Data excerpts

* * * * *

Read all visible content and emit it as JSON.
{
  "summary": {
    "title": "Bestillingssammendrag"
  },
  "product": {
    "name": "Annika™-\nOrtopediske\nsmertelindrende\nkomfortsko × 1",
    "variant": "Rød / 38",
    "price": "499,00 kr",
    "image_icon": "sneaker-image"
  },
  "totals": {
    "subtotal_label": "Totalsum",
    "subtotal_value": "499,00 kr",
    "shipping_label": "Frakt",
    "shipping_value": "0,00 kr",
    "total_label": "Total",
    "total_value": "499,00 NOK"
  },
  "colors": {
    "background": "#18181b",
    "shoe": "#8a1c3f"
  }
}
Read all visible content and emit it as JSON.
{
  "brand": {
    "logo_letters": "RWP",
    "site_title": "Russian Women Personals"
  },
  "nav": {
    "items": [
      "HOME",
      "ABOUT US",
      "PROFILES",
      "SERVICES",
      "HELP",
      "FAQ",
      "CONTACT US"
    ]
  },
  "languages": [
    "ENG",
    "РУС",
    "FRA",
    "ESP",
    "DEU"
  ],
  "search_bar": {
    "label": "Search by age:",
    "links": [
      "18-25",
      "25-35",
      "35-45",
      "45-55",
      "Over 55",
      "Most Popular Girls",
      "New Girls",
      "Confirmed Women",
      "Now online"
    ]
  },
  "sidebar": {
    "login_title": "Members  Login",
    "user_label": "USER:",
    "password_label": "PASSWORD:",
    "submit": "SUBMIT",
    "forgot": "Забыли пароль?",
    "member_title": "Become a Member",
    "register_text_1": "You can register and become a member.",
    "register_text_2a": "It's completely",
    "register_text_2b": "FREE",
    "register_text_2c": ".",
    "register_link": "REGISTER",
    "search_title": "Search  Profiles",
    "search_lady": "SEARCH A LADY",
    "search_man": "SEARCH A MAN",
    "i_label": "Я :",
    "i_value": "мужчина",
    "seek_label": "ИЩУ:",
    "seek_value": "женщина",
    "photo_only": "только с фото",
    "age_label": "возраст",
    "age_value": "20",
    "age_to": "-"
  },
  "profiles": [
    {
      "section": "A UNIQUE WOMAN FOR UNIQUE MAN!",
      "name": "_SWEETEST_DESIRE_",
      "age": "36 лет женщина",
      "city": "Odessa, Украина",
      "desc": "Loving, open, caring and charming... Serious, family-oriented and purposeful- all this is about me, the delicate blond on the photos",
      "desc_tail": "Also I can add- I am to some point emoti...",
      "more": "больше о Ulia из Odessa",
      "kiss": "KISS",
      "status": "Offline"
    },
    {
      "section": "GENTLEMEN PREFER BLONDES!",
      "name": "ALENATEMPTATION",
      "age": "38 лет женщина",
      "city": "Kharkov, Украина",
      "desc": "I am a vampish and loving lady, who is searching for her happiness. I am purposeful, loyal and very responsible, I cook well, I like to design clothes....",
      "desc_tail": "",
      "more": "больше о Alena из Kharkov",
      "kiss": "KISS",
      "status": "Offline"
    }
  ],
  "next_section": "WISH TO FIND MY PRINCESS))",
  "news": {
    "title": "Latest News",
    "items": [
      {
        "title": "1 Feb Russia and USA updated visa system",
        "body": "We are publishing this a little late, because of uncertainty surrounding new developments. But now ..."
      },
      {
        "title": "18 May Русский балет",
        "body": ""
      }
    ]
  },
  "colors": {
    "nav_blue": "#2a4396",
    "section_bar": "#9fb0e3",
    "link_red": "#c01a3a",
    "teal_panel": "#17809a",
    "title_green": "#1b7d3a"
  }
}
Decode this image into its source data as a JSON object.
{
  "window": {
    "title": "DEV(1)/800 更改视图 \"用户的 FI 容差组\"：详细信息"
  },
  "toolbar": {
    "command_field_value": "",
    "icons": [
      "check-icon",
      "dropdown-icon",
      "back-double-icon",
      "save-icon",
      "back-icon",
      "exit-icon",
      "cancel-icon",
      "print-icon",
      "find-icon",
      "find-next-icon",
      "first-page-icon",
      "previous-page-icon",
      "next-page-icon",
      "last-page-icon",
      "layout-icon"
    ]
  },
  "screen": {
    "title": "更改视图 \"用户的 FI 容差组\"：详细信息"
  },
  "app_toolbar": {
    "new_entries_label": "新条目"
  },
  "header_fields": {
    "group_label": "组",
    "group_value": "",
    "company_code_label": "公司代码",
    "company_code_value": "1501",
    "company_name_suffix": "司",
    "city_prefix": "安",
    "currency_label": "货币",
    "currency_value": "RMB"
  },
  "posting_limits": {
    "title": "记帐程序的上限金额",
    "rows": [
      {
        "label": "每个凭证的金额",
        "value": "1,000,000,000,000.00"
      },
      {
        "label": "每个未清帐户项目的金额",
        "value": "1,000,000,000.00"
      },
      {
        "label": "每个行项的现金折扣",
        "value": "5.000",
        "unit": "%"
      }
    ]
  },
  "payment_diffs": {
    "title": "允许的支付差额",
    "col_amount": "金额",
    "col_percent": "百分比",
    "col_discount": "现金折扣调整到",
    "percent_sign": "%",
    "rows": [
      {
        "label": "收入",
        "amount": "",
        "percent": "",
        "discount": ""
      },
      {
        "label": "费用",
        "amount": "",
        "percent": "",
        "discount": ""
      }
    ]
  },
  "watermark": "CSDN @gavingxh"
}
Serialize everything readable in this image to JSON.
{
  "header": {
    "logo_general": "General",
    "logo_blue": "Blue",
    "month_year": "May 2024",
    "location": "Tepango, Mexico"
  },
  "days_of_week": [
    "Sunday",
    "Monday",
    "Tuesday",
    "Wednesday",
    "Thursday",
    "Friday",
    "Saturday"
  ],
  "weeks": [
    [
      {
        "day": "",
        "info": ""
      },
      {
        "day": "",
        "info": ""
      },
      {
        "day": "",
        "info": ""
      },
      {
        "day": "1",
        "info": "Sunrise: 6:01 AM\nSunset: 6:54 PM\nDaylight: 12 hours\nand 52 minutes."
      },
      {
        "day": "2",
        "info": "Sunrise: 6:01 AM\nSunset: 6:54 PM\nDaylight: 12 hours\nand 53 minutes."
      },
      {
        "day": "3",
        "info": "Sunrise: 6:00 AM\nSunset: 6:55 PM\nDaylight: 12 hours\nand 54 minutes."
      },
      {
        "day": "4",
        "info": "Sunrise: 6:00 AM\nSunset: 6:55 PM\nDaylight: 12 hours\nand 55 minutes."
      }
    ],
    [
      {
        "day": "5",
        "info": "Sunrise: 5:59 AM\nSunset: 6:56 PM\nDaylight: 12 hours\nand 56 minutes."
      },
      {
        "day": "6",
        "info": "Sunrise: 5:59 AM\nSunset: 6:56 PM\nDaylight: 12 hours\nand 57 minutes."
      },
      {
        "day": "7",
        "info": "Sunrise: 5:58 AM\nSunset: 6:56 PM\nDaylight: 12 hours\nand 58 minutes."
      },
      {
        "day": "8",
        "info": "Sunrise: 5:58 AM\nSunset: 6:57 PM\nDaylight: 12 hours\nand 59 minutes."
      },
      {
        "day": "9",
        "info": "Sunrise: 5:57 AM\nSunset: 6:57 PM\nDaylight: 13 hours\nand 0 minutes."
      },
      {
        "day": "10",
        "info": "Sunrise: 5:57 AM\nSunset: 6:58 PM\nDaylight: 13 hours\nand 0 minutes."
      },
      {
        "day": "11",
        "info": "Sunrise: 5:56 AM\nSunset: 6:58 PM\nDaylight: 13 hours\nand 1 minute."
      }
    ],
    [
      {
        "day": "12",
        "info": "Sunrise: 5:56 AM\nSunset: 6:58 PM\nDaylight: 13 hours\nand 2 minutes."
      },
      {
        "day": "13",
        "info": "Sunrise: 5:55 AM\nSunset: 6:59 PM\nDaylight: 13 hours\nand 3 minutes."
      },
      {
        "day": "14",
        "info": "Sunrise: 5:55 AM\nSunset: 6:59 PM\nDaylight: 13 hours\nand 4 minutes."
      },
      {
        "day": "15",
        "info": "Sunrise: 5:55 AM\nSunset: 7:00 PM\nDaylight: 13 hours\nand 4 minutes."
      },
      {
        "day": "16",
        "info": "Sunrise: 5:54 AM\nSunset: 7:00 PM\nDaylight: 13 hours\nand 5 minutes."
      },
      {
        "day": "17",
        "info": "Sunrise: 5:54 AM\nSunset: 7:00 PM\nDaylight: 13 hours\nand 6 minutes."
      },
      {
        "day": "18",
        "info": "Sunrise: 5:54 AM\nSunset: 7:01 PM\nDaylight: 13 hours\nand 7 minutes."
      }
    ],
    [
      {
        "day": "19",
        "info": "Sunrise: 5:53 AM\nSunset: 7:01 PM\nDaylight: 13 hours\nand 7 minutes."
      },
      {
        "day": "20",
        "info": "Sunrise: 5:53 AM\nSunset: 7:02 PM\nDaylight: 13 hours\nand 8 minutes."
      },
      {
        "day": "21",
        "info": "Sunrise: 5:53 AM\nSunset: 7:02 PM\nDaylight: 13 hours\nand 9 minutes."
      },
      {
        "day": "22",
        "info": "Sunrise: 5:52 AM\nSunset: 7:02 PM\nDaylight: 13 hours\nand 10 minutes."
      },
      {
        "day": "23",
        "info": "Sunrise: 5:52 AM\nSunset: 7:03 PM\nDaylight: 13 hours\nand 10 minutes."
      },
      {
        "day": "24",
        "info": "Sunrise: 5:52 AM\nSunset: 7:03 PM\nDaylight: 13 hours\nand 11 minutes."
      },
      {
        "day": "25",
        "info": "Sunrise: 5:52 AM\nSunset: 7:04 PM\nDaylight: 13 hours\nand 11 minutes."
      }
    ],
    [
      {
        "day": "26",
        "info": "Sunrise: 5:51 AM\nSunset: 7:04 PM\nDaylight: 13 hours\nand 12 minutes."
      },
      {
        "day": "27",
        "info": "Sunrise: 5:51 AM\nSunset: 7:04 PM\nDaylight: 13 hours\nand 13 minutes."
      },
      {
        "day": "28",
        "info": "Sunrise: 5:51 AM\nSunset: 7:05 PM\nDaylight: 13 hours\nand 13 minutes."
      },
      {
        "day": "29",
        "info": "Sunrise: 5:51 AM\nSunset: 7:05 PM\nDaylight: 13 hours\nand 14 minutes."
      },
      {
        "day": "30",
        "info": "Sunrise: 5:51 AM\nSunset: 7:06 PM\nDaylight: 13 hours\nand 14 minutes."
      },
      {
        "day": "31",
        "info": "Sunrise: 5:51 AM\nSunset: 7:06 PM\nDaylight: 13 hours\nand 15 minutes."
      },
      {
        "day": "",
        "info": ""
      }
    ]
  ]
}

* * * * *

- **What is being asked**: Give back only a number, the number of lines where the string "more" occurs.

- **Task output**: 2